▸ **Exercise**
Every line below that contains "color" is to be copied.

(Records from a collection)
'''

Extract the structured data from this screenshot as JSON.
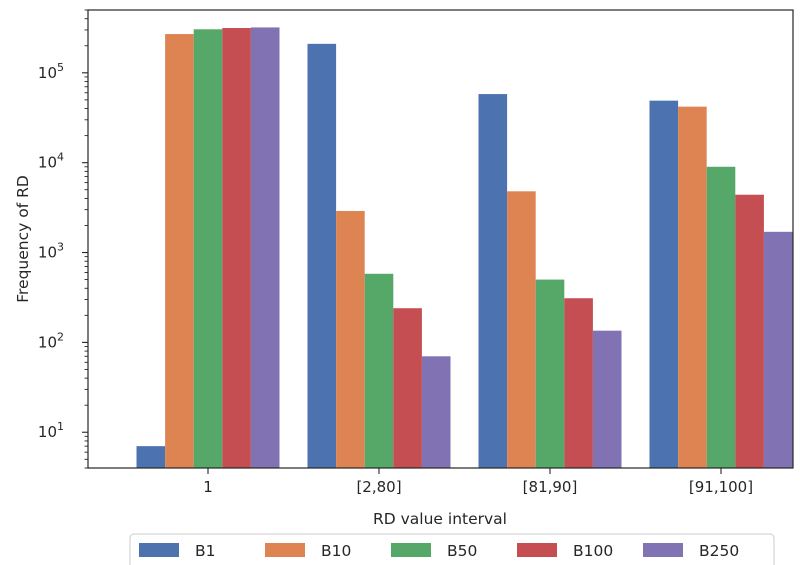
{
  "chart_data": {
    "type": "bar",
    "title": "",
    "xlabel": "RD value interval",
    "ylabel": "Frequency of RD",
    "yscale": "log",
    "ylim": [
      4,
      500000
    ],
    "categories": [
      "1",
      "[2,80]",
      "[81,90]",
      "[91,100]"
    ],
    "series": [
      {
        "name": "B1",
        "color": "#4c72b0",
        "values": [
          7,
          210000,
          58000,
          49000
        ]
      },
      {
        "name": "B10",
        "color": "#dd8452",
        "values": [
          270000,
          2900,
          4800,
          42000
        ]
      },
      {
        "name": "B50",
        "color": "#55a868",
        "values": [
          305000,
          580,
          500,
          9000
        ]
      },
      {
        "name": "B100",
        "color": "#c44e52",
        "values": [
          315000,
          240,
          310,
          4400
        ]
      },
      {
        "name": "B250",
        "color": "#8172b3",
        "values": [
          320000,
          70,
          135,
          1700
        ]
      }
    ],
    "y_ticks": [
      {
        "value": 10,
        "base": "10",
        "exp": "1"
      },
      {
        "value": 100,
        "base": "10",
        "exp": "2"
      },
      {
        "value": 1000,
        "base": "10",
        "exp": "3"
      },
      {
        "value": 10000,
        "base": "10",
        "exp": "4"
      },
      {
        "value": 100000,
        "base": "10",
        "exp": "5"
      }
    ],
    "grid": false,
    "legend_position": "bottom"
  }
}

'''

▸ **Output**
        "color": "#4c72b0",
        "color": "#dd8452",
        "color": "#55a868",
        "color": "#c44e52",
        "color": "#8172b3",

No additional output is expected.